Task directions> Gather all lines with "Brand" from the records.

▬▬▬

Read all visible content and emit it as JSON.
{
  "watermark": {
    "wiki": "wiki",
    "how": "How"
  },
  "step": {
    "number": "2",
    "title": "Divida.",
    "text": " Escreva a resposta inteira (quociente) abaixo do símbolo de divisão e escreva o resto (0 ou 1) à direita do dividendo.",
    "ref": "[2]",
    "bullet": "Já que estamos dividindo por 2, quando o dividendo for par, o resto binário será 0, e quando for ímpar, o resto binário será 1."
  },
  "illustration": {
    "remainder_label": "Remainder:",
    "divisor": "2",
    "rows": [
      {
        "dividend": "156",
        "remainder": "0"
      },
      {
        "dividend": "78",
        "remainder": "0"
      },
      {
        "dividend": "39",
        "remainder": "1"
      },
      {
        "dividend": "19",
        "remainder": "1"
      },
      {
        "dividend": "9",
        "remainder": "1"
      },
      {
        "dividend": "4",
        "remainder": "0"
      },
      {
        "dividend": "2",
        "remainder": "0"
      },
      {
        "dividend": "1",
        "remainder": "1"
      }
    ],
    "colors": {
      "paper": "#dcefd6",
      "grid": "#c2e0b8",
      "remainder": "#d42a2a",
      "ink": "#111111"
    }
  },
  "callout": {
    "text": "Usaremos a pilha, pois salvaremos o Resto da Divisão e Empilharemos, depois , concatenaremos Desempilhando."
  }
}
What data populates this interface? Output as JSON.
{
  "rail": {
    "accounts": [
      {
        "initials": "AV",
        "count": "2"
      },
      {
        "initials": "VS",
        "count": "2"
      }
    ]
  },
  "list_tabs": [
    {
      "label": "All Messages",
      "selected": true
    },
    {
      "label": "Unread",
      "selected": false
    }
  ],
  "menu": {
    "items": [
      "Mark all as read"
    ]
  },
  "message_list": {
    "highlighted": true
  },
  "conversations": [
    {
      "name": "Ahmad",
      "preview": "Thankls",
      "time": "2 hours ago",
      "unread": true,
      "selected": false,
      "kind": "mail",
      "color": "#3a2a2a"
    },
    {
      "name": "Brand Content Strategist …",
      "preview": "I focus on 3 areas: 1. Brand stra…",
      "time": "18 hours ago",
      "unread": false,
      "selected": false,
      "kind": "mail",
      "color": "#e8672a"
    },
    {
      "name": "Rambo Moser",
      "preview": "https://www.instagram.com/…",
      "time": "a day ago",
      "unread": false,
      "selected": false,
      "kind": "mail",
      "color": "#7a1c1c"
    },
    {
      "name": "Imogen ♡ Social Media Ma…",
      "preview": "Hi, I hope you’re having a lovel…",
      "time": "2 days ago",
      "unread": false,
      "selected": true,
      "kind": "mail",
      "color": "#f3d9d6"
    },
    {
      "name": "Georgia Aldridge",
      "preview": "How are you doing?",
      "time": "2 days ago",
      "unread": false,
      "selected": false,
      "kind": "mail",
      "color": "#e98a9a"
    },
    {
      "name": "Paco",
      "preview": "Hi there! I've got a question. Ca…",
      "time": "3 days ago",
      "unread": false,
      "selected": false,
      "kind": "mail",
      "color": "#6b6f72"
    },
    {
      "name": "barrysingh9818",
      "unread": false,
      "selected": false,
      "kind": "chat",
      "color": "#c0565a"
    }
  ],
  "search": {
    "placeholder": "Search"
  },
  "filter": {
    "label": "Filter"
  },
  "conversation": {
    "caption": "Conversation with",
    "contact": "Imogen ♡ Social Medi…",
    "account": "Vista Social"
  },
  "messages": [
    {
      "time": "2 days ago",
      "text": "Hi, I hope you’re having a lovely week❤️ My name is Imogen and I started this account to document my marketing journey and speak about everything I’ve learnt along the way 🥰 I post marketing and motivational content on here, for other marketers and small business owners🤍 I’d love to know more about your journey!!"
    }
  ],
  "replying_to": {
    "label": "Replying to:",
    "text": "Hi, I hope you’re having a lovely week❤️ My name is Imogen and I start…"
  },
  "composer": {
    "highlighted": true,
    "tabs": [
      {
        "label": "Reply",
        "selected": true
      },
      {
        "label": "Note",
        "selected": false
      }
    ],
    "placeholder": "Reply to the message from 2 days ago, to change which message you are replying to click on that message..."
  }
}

▬▬▬

Response>
      "name": "Brand Content Strategist …",
      "preview": "I focus on 3 areas: 1. Brand stra…",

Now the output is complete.